* _Stated exercise_:
What follows is a listing. Return every line of it exactly.

* _Extracts from a graphics dataset_:

━━━━

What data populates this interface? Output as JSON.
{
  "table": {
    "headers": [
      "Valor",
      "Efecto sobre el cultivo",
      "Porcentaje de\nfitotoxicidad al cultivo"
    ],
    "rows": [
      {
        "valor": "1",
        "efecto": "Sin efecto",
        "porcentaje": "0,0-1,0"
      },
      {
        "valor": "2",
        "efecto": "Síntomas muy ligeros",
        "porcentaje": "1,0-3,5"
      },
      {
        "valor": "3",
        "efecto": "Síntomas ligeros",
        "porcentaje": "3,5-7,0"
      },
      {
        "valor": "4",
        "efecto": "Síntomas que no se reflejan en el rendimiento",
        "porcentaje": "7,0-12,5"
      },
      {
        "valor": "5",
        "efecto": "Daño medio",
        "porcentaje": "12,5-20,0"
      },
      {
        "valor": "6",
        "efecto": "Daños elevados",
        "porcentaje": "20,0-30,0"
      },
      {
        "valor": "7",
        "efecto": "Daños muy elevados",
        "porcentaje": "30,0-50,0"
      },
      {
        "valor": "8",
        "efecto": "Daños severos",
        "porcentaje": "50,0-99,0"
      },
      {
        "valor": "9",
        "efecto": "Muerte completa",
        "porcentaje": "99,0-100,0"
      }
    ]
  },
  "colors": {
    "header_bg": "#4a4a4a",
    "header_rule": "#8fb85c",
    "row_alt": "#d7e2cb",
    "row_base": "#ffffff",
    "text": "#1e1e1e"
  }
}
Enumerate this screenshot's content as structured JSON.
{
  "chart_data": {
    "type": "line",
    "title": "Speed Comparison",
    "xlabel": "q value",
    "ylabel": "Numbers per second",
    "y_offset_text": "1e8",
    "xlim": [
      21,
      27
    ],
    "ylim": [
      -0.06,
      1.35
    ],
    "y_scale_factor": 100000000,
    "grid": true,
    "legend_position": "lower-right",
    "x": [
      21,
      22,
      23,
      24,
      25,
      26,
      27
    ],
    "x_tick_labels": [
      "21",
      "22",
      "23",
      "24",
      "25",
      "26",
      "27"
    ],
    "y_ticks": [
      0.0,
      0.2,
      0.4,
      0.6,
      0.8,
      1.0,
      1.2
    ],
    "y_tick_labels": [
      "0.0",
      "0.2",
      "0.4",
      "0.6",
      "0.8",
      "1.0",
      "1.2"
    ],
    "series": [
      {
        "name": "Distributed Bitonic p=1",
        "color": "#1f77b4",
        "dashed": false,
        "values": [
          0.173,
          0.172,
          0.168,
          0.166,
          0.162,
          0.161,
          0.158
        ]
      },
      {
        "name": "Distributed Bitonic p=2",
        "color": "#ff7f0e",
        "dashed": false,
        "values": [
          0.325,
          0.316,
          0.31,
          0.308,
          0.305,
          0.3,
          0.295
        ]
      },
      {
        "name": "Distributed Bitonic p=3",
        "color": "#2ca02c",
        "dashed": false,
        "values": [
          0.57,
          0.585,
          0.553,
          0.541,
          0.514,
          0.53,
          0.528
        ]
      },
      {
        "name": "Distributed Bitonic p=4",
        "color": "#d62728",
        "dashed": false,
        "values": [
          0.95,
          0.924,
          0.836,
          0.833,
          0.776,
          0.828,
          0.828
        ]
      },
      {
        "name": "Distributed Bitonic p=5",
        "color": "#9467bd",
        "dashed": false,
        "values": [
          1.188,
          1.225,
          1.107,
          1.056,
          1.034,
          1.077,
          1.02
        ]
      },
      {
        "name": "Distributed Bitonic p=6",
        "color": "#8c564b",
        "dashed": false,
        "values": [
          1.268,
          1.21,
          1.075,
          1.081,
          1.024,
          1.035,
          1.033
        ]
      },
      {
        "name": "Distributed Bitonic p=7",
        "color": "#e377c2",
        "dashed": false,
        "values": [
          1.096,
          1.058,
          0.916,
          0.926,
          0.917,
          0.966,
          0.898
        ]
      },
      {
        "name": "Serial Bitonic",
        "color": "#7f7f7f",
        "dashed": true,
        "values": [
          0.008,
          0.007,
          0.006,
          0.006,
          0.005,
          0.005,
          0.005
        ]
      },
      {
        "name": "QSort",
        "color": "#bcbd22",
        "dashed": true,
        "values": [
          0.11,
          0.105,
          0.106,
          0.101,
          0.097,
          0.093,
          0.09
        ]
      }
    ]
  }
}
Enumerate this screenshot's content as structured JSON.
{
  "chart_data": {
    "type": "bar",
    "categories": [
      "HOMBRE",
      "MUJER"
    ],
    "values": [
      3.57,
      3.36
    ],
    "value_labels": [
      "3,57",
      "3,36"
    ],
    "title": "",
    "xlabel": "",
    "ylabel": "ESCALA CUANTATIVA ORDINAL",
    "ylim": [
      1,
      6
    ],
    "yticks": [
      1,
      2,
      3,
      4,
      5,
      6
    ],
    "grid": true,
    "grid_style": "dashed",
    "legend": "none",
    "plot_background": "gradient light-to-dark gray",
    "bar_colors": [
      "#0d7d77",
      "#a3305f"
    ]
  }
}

━━━━

* _Worked answer_:
What data populates this interface? Output as JSON.
{
  "table": {
    "headers": [
      "Valor",
      "Efecto sobre el cultivo",
      "Porcentaje de\nfitotoxicidad al cultivo"
    ],
    "rows": [
      {
        "valor": "1",
        "efecto": "Sin efecto",
        "porcentaje": "0,0-1,0"
      },
      {
        "valor": "2",
        "efecto": "Síntomas muy ligeros",
        "porcentaje": "1,0-3,5"
      },
      {
        "valor": "3",
        "efecto": "Síntomas ligeros",
        "porcentaje": "3,5-7,0"
      },
      {
        "valor": "4",
        "efecto": "Síntomas que no se reflejan en el rendimiento",
        "porcentaje": "7,0-12,5"
      },
      {
        "valor": "5",
        "efecto": "Daño medio",
        "porcentaje": "12,5-20,0"
      },
      {
        "valor": "6",
        "efecto": "Daños elevados",
        "porcentaje": "20,0-30,0"
      },
      {
        "valor": "7",
        "efecto": "Daños muy elevados",
        "porcentaje": "30,0-50,0"
      },
      {
        "valor": "8",
        "efecto": "Daños severos",
        "porcentaje": "50,0-99,0"
      },
      {
        "valor": "9",
        "efecto": "Muerte completa",
        "porcentaje": "99,0-100,0"
      }
    ]
  },
  "colors": {
    "header_bg": "#4a4a4a",
    "header_rule": "#8fb85c",
    "row_alt": "#d7e2cb",
    "row_base": "#ffffff",
    "text": "#1e1e1e"
  }
}
Enumerate this screenshot's content as structured JSON.
{
  "chart_data": {
    "type": "line",
    "title": "Speed Comparison",
    "xlabel": "q value",
    "ylabel": "Numbers per second",
    "y_offset_text": "1e8",
    "xlim": [
      21,
      27
    ],
    "ylim": [
      -0.06,
      1.35
    ],
    "y_scale_factor": 100000000,
    "grid": true,
    "legend_position": "lower-right",
    "x": [
      21,
      22,
      23,
      24,
      25,
      26,
      27
    ],
    "x_tick_labels": [
      "21",
      "22",
      "23",
      "24",
      "25",
      "26",
      "27"
    ],
    "y_ticks": [
      0.0,
      0.2,
      0.4,
      0.6,
      0.8,
      1.0,
      1.2
    ],
    "y_tick_labels": [
      "0.0",
      "0.2",
      "0.4",
      "0.6",
      "0.8",
      "1.0",
      "1.2"
    ],
    "series": [
      {
        "name": "Distributed Bitonic p=1",
        "color": "#1f77b4",
        "dashed": false,
        "values": [
          0.173,
          0.172,
          0.168,
          0.166,
          0.162,
          0.161,
          0.158
        ]
      },
      {
        "name": "Distributed Bitonic p=2",
        "color": "#ff7f0e",
        "dashed": false,
        "values": [
          0.325,
          0.316,
          0.31,
          0.308,
          0.305,
          0.3,
          0.295
        ]
      },
      {
        "name": "Distributed Bitonic p=3",
        "color": "#2ca02c",
        "dashed": false,
        "values": [
          0.57,
          0.585,
          0.553,
          0.541,
          0.514,
          0.53,
          0.528
        ]
      },
      {
        "name": "Distributed Bitonic p=4",
        "color": "#d62728",
        "dashed": false,
        "values": [
          0.95,
          0.924,
          0.836,
          0.833,
          0.776,
          0.828,
          0.828
        ]
      },
      {
        "name": "Distributed Bitonic p=5",
        "color": "#9467bd",
        "dashed": false,
        "values": [
          1.188,
          1.225,
          1.107,
          1.056,
          1.034,
          1.077,
          1.02
        ]
      },
      {
        "name": "Distributed Bitonic p=6",
        "color": "#8c564b",
        "dashed": false,
        "values": [
          1.268,
          1.21,
          1.075,
          1.081,
          1.024,
          1.035,
          1.033
        ]
      },
      {
        "name": "Distributed Bitonic p=7",
        "color": "#e377c2",
        "dashed": false,
        "values": [
          1.096,
          1.058,
          0.916,
          0.926,
          0.917,
          0.966,
          0.898
        ]
      },
      {
        "name": "Serial Bitonic",
        "color": "#7f7f7f",
        "dashed": true,
        "values": [
          0.008,
          0.007,
          0.006,
          0.006,
          0.005,
          0.005,
          0.005
        ]
      },
      {
        "name": "QSort",
        "color": "#bcbd22",
        "dashed": true,
        "values": [
          0.11,
          0.105,
          0.106,
          0.101,
          0.097,
          0.093,
          0.09
        ]
      }
    ]
  }
}
Enumerate this screenshot's content as structured JSON.
{
  "chart_data": {
    "type": "bar",
    "categories": [
      "HOMBRE",
      "MUJER"
    ],
    "values": [
      3.57,
      3.36
    ],
    "value_labels": [
      "3,57",
      "3,36"
    ],
    "title": "",
    "xlabel": "",
    "ylabel": "ESCALA CUANTATIVA ORDINAL",
    "ylim": [
      1,
      6
    ],
    "yticks": [
      1,
      2,
      3,
      4,
      5,
      6
    ],
    "grid": true,
    "grid_style": "dashed",
    "legend": "none",
    "plot_background": "gradient light-to-dark gray",
    "bar_colors": [
      "#0d7d77",
      "#a3305f"
    ]
  }
}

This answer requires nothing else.